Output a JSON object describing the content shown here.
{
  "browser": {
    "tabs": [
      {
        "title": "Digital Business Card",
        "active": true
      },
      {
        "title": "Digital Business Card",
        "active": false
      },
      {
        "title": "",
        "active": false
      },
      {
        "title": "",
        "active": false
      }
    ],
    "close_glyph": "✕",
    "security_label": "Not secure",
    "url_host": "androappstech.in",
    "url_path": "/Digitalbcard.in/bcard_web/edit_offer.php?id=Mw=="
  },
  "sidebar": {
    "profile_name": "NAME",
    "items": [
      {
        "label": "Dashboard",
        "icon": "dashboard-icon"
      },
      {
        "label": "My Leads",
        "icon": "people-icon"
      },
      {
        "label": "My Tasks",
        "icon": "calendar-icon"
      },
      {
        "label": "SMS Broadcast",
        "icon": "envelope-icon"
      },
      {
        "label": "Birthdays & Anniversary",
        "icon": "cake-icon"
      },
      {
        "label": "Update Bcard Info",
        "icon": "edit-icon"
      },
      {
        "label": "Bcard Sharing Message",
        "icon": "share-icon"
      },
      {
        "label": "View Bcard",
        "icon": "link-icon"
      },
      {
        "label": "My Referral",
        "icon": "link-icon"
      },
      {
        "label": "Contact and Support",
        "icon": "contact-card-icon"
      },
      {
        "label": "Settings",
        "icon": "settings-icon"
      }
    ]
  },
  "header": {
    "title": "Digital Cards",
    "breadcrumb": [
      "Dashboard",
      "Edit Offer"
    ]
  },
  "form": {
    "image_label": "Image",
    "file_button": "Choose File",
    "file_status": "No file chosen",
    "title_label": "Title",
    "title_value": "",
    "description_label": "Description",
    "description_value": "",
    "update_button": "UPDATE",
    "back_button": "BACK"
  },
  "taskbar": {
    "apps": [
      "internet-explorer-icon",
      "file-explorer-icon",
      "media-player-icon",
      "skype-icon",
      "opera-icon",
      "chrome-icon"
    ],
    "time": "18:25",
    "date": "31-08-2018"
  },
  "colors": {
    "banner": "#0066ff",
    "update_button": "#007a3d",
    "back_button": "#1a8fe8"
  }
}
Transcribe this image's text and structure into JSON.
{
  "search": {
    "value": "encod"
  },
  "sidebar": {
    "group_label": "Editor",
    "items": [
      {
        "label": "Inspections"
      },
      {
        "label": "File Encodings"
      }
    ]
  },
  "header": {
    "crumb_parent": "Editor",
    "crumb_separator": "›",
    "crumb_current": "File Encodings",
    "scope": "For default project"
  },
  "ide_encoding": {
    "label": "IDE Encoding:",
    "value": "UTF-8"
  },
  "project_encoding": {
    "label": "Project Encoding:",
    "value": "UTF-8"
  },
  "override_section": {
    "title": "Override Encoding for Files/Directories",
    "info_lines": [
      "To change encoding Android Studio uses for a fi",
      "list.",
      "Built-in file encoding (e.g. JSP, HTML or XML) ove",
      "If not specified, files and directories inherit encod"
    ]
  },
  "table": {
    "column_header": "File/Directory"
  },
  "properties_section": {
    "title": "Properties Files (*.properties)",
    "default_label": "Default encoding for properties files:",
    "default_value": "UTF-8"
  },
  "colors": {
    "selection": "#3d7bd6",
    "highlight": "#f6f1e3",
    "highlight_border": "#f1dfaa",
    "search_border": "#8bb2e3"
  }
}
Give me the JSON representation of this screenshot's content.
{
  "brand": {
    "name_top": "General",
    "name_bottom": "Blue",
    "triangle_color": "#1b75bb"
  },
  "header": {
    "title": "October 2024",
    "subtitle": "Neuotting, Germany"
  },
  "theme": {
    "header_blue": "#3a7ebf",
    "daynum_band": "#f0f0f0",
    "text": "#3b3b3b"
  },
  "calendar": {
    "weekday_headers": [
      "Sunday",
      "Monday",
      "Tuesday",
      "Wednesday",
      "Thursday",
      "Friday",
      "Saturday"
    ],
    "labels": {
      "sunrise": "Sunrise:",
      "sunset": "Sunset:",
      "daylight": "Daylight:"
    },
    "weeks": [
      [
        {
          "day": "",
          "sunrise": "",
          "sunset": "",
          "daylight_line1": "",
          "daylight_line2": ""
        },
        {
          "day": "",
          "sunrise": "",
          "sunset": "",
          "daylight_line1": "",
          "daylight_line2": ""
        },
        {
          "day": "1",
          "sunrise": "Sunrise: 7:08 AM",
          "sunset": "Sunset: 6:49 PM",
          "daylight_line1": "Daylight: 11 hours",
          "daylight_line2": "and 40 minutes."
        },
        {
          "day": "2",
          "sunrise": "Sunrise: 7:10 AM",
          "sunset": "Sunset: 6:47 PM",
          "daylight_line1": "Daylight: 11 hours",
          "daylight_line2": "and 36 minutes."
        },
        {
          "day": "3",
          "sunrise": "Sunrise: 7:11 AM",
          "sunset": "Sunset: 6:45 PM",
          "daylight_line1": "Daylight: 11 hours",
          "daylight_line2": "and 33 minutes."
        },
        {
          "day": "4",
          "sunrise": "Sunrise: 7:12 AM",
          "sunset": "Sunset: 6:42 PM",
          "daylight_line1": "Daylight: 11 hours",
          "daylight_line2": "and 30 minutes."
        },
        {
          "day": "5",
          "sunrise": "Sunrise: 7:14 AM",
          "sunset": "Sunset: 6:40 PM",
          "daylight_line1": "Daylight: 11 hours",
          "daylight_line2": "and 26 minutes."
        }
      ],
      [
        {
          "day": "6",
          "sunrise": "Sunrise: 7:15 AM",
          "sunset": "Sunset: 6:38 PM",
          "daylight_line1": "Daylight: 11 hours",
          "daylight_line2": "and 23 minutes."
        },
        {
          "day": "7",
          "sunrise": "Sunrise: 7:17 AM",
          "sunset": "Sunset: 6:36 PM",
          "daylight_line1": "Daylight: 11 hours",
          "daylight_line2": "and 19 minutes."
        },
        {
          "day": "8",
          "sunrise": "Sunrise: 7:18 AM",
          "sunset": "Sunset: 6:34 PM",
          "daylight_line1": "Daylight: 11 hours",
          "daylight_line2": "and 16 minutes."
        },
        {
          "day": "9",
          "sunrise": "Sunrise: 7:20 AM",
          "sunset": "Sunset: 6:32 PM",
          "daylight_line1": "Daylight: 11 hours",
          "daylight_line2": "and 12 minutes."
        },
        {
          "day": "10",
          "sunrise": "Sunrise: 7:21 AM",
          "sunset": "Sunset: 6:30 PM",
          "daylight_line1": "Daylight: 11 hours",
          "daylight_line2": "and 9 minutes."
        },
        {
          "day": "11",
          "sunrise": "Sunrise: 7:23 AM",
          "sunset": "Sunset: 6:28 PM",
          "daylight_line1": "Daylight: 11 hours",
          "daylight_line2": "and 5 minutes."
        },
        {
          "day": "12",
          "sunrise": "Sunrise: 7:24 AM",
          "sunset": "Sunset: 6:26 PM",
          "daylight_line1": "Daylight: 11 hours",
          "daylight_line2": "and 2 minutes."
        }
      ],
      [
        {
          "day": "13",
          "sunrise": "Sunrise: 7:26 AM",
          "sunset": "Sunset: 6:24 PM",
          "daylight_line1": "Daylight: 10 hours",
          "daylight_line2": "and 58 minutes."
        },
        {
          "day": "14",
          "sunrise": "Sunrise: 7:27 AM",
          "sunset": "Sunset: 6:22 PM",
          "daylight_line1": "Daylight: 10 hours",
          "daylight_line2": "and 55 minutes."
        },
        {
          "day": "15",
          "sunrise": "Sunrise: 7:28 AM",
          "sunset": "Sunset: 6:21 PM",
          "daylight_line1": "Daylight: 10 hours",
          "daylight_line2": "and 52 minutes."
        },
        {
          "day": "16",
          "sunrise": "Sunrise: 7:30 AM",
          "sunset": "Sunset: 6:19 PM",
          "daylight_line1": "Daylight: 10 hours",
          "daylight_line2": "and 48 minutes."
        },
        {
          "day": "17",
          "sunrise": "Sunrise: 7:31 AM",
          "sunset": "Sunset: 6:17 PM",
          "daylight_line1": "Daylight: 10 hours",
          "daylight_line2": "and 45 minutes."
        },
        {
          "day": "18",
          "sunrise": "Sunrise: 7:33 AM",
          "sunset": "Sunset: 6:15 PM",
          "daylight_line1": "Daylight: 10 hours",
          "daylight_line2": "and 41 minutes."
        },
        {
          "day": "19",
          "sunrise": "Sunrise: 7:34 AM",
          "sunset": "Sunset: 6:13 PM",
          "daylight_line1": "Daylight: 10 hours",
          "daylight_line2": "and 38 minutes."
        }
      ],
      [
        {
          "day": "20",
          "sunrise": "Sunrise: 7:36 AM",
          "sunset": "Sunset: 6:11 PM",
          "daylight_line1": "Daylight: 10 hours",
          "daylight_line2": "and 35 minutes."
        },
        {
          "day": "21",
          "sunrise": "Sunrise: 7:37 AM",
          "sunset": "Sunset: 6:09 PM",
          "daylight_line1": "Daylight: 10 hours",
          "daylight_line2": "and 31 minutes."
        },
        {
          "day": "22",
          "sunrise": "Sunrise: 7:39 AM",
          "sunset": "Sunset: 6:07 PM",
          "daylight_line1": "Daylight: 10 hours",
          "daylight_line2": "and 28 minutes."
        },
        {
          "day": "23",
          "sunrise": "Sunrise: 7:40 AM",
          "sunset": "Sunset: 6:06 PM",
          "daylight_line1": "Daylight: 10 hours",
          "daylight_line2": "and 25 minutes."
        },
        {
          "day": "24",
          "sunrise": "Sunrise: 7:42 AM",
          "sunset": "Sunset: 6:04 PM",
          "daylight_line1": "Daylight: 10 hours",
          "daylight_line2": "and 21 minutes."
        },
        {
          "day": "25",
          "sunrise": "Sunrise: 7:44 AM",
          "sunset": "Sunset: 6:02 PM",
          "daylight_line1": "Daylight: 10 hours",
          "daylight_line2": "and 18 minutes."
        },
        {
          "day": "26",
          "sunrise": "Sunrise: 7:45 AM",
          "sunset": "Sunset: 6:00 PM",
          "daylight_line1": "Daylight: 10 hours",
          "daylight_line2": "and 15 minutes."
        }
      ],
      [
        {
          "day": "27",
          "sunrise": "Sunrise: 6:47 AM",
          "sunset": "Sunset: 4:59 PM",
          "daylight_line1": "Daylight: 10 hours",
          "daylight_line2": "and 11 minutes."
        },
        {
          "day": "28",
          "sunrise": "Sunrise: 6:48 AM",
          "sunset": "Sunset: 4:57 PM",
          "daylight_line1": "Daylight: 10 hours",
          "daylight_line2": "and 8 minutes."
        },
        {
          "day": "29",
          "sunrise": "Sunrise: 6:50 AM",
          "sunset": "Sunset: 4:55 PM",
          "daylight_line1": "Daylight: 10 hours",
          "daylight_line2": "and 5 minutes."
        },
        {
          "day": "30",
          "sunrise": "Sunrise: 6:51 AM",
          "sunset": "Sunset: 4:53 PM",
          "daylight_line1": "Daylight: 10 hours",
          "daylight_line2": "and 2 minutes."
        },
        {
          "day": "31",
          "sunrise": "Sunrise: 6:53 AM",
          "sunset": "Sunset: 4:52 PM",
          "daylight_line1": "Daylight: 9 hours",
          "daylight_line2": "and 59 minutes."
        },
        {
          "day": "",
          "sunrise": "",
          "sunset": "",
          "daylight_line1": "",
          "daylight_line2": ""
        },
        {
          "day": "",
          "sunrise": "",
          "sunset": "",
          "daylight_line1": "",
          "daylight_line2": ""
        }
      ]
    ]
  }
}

***

TO BE DONE = Go through the records line by line and count those containing the string "text". Give only the total.

ANSWER IN FULL = 2